* START DATA TO PROCESS *

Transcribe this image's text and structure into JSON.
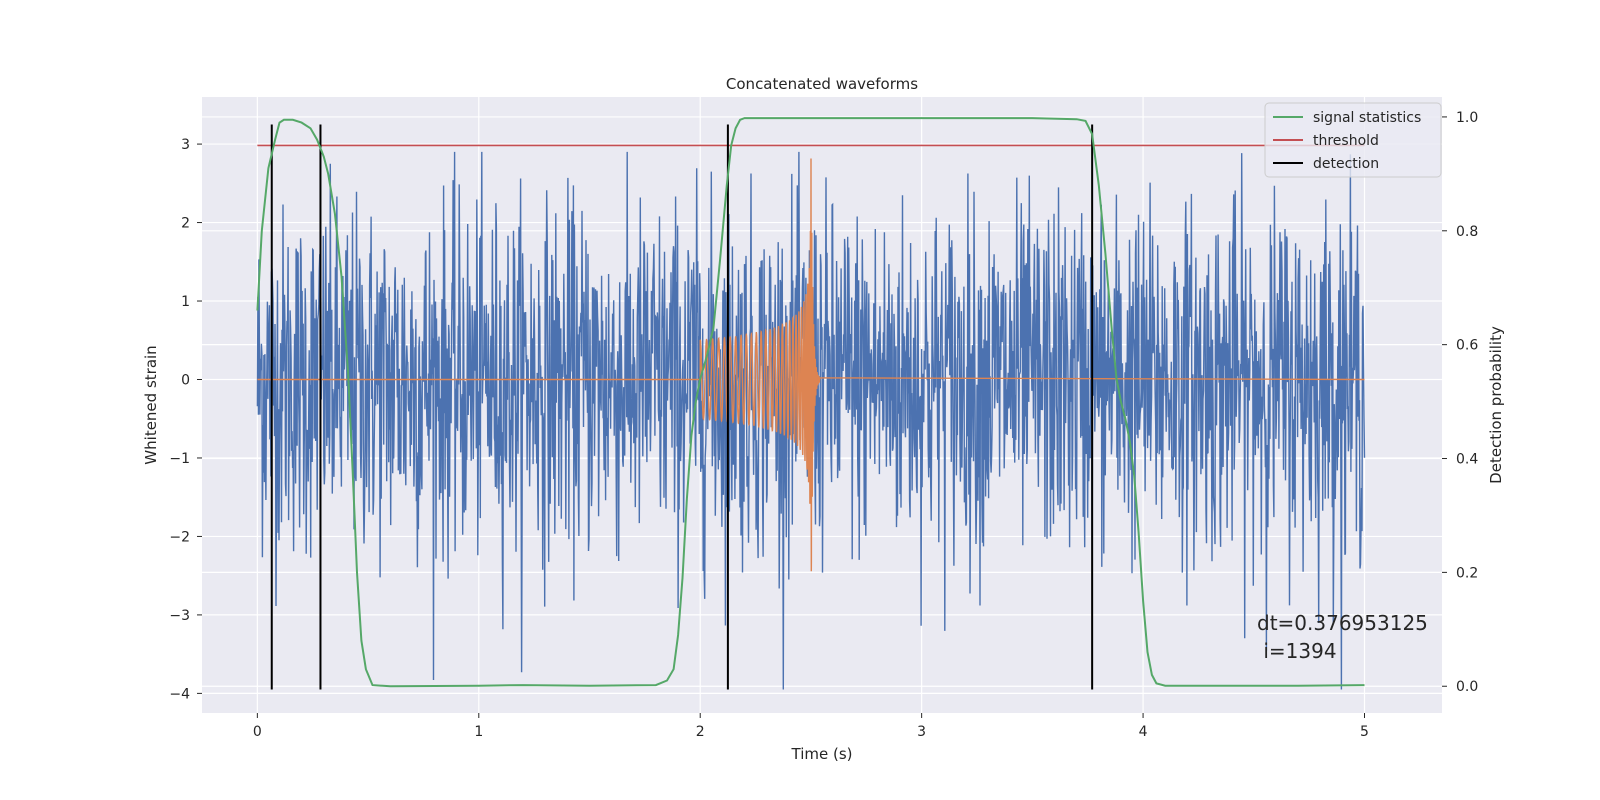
{
  "chart_data": {
    "type": "line",
    "title": "Concatenated waveforms",
    "xlabel": "Time (s)",
    "ylabel": "Whitened strain",
    "y2label": "Detection probability",
    "xlim": [
      -0.25,
      5.35
    ],
    "ylim": [
      -4.25,
      3.6
    ],
    "y2lim": [
      -0.047,
      1.035
    ],
    "x_ticks": [
      0,
      1,
      2,
      3,
      4,
      5
    ],
    "y_ticks": [
      -4,
      -3,
      -2,
      -1,
      0,
      1,
      2,
      3
    ],
    "y2_ticks": [
      0.0,
      0.2,
      0.4,
      0.6,
      0.8,
      1.0
    ],
    "x_tick_labels": [
      "0",
      "1",
      "2",
      "3",
      "4",
      "5"
    ],
    "y_tick_labels": [
      "−4",
      "−3",
      "−2",
      "−1",
      "0",
      "1",
      "2",
      "3"
    ],
    "y2_tick_labels": [
      "0.0",
      "0.2",
      "0.4",
      "0.6",
      "0.8",
      "1.0"
    ],
    "grid": true,
    "legend_position": "top-right",
    "legend": [
      {
        "label": "signal statistics",
        "color": "#55a868"
      },
      {
        "label": "threshold",
        "color": "#c44e52"
      },
      {
        "label": "detection",
        "color": "#000000"
      }
    ],
    "series": [
      {
        "name": "",
        "axis": "left",
        "kind": "noise",
        "color": "#4c72b0",
        "x_range": [
          0,
          5
        ],
        "envelope": {
          "typical_amplitude": 1.1,
          "max": 2.9,
          "min": -3.95
        }
      },
      {
        "name": "",
        "axis": "left",
        "kind": "chirp",
        "color": "#dd8452",
        "x_range": [
          0,
          5
        ],
        "chirp": {
          "start": 2.0,
          "merger": 2.5,
          "ringdown_end": 2.54,
          "start_amplitude": 0.5,
          "peak_amplitude": 3.2
        }
      },
      {
        "name": "threshold",
        "axis": "right",
        "color": "#c44e52",
        "x": [
          0,
          5
        ],
        "y": [
          0.95,
          0.95
        ]
      },
      {
        "name": "signal statistics",
        "axis": "right",
        "color": "#55a868",
        "x": [
          0.0,
          0.02,
          0.05,
          0.08,
          0.1,
          0.12,
          0.16,
          0.2,
          0.24,
          0.27,
          0.29,
          0.3,
          0.32,
          0.35,
          0.38,
          0.41,
          0.43,
          0.45,
          0.47,
          0.49,
          0.52,
          0.6,
          1.0,
          1.2,
          1.5,
          1.8,
          1.85,
          1.88,
          1.9,
          1.92,
          1.94,
          1.96,
          1.98,
          2.0,
          2.03,
          2.06,
          2.09,
          2.12,
          2.14,
          2.16,
          2.18,
          2.2,
          2.25,
          2.4,
          3.0,
          3.5,
          3.7,
          3.74,
          3.77,
          3.8,
          3.83,
          3.86,
          3.88,
          3.9,
          3.92,
          3.94,
          3.96,
          3.98,
          4.0,
          4.02,
          4.04,
          4.06,
          4.1,
          4.3,
          4.7,
          5.0
        ],
        "y": [
          0.66,
          0.8,
          0.91,
          0.96,
          0.99,
          0.995,
          0.995,
          0.99,
          0.98,
          0.96,
          0.94,
          0.93,
          0.9,
          0.83,
          0.72,
          0.55,
          0.38,
          0.2,
          0.08,
          0.03,
          0.002,
          0.0,
          0.001,
          0.002,
          0.001,
          0.002,
          0.01,
          0.03,
          0.09,
          0.19,
          0.33,
          0.44,
          0.5,
          0.54,
          0.58,
          0.63,
          0.75,
          0.88,
          0.95,
          0.98,
          0.995,
          0.998,
          0.998,
          0.998,
          0.998,
          0.998,
          0.996,
          0.993,
          0.97,
          0.88,
          0.76,
          0.62,
          0.54,
          0.5,
          0.47,
          0.43,
          0.37,
          0.27,
          0.15,
          0.06,
          0.02,
          0.005,
          0.001,
          0.001,
          0.001,
          0.002
        ]
      }
    ],
    "detections": [
      0.065,
      0.285,
      2.125,
      3.77
    ],
    "detection_range": [
      -3.95,
      3.25
    ],
    "annotation": "dt=0.376953125\n i=1394"
  }
}
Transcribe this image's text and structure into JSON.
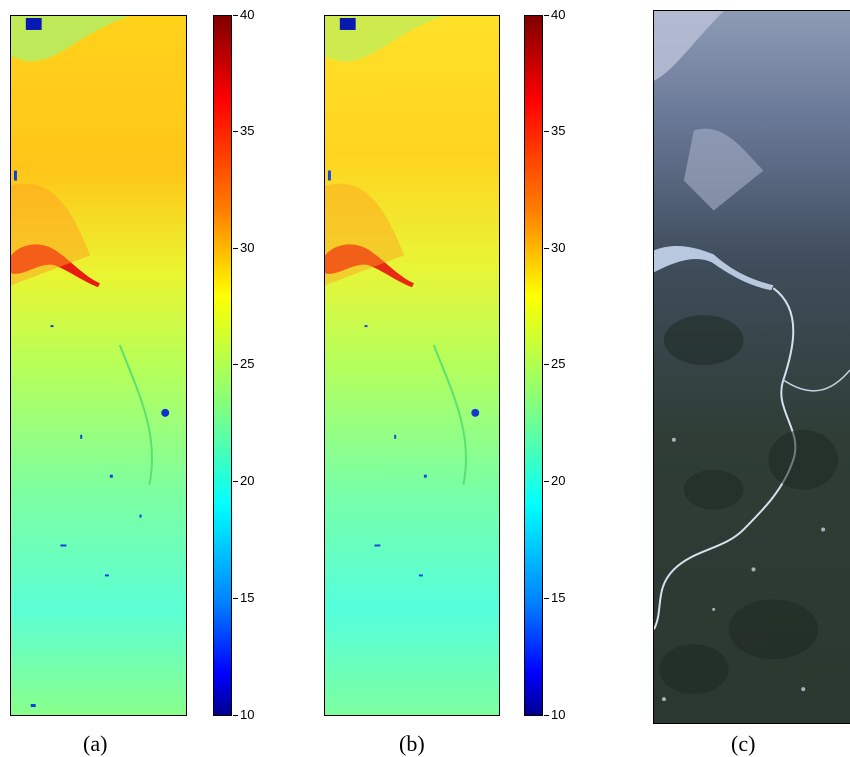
{
  "panels": [
    {
      "caption": "(a)"
    },
    {
      "caption": "(b)"
    },
    {
      "caption": "(c)"
    }
  ],
  "colorbar": {
    "ticks": [
      "40",
      "35",
      "30",
      "25",
      "20",
      "15",
      "10"
    ],
    "min": 10,
    "max": 40,
    "colors": [
      "#00008f",
      "#0000ff",
      "#0080ff",
      "#00ffff",
      "#80ff80",
      "#ffff00",
      "#ff8000",
      "#ff0000",
      "#7f0000"
    ]
  }
}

* END DATA TO PROCESS *

GIVEN EXERCISE
Collect from the data above every line that includes "name".

FINISHED ANSWER
        "name": "",
        "name": "",
        "name": "threshold",
        "name": "signal statistics",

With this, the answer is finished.